What the task asks >> In your copy, reproduce the entries exactly as they are, minus the images.

Records for processing >>
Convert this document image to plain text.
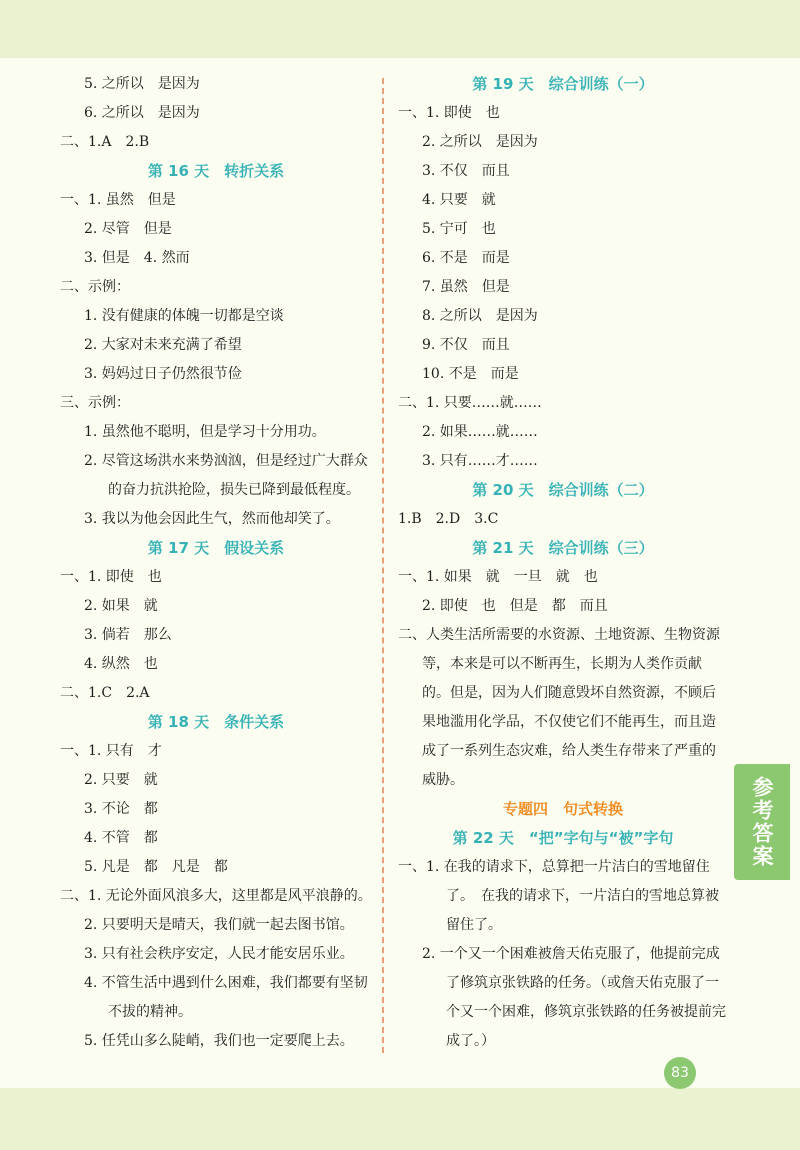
5. 之所以　是因为
6. 之所以　是因为
二、1.A　2.B
第 16 天　转折关系
一、1. 虽然　但是
2. 尽管　但是
3. 但是　4. 然而
二、示例：
1. 没有健康的体魄一切都是空谈
2. 大家对未来充满了希望
3. 妈妈过日子仍然很节俭
三、示例：
1. 虽然他不聪明，但是学习十分用功。
2. 尽管这场洪水来势汹汹，但是经过广大群众的奋力抗洪抢险，损失已降到最低程度。
3. 我以为他会因此生气，然而他却笑了。
第 17 天　假设关系
一、1. 即使　也
2. 如果　就
3. 倘若　那么
4. 纵然　也
二、1.C　2.A
第 18 天　条件关系
一、1. 只有　才
2. 只要　就
3. 不论　都
4. 不管　都
5. 凡是　都　凡是　都
二、1. 无论外面风浪多大，这里都是风平浪静的。
2. 只要明天是晴天，我们就一起去图书馆。
3. 只有社会秩序安定，人民才能安居乐业。
4. 不管生活中遇到什么困难，我们都要有坚韧不拔的精神。
5. 任凭山多么陡峭，我们也一定要爬上去。
第 19 天　综合训练（一）
一、1. 即使　也
2. 之所以　是因为
3. 不仅　而且
4. 只要　就
5. 宁可　也
6. 不是　而是
7. 虽然　但是
8. 之所以　是因为
9. 不仅　而且
10. 不是　而是
二、1. 只要……就……
2. 如果……就……
3. 只有……才……
第 20 天　综合训练（二）
1.B　2.D　3.C
第 21 天　综合训练（三）
一、1. 如果　就　一旦　就　也
2. 即使　也　但是　都　而且
二、人类生活所需要的水资源、土地资源、生物资源等，本来是可以不断再生，长期为人类作贡献的。但是，因为人们随意毁坏自然资源，不顾后果地滥用化学品，不仅使它们不能再生，而且造成了一系列生态灾难，给人类生存带来了严重的威胁。
专题四　句式转换
第 22 天　“把”字句与“被”字句
一、1. 在我的请求下，总算把一片洁白的雪地留住了。　在我的请求下，一片洁白的雪地总算被留住了。
2. 一个又一个困难被詹天佑克服了，他提前完成了修筑京张铁路的任务。（或詹天佑克服了一个又一个困难，修筑京张铁路的任务被提前完成了。）
参考答案
83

Response to the task >>
Convert this document image to plain text.
5. 之所以　是因为
6. 之所以　是因为
二、1.A　2.B
第 16 天　转折关系
一、1. 虽然　但是
2. 尽管　但是
3. 但是　4. 然而
二、示例：
1. 没有健康的体魄一切都是空谈
2. 大家对未来充满了希望
3. 妈妈过日子仍然很节俭
三、示例：
1. 虽然他不聪明，但是学习十分用功。
2. 尽管这场洪水来势汹汹，但是经过广大群众的奋力抗洪抢险，损失已降到最低程度。
3. 我以为他会因此生气，然而他却笑了。
第 17 天　假设关系
一、1. 即使　也
2. 如果　就
3. 倘若　那么
4. 纵然　也
二、1.C　2.A
第 18 天　条件关系
一、1. 只有　才
2. 只要　就
3. 不论　都
4. 不管　都
5. 凡是　都　凡是　都
二、1. 无论外面风浪多大，这里都是风平浪静的。
2. 只要明天是晴天，我们就一起去图书馆。
3. 只有社会秩序安定，人民才能安居乐业。
4. 不管生活中遇到什么困难，我们都要有坚韧不拔的精神。
5. 任凭山多么陡峭，我们也一定要爬上去。
第 19 天　综合训练（一）
一、1. 即使　也
2. 之所以　是因为
3. 不仅　而且
4. 只要　就
5. 宁可　也
6. 不是　而是
7. 虽然　但是
8. 之所以　是因为
9. 不仅　而且
10. 不是　而是
二、1. 只要……就……
2. 如果……就……
3. 只有……才……
第 20 天　综合训练（二）
1.B　2.D　3.C
第 21 天　综合训练（三）
一、1. 如果　就　一旦　就　也
2. 即使　也　但是　都　而且
二、人类生活所需要的水资源、土地资源、生物资源等，本来是可以不断再生，长期为人类作贡献的。但是，因为人们随意毁坏自然资源，不顾后果地滥用化学品，不仅使它们不能再生，而且造成了一系列生态灾难，给人类生存带来了严重的威胁。
专题四　句式转换
第 22 天　“把”字句与“被”字句
一、1. 在我的请求下，总算把一片洁白的雪地留住了。　在我的请求下，一片洁白的雪地总算被留住了。
2. 一个又一个困难被詹天佑克服了，他提前完成了修筑京张铁路的任务。（或詹天佑克服了一个又一个困难，修筑京张铁路的任务被提前完成了。）
参考答案
83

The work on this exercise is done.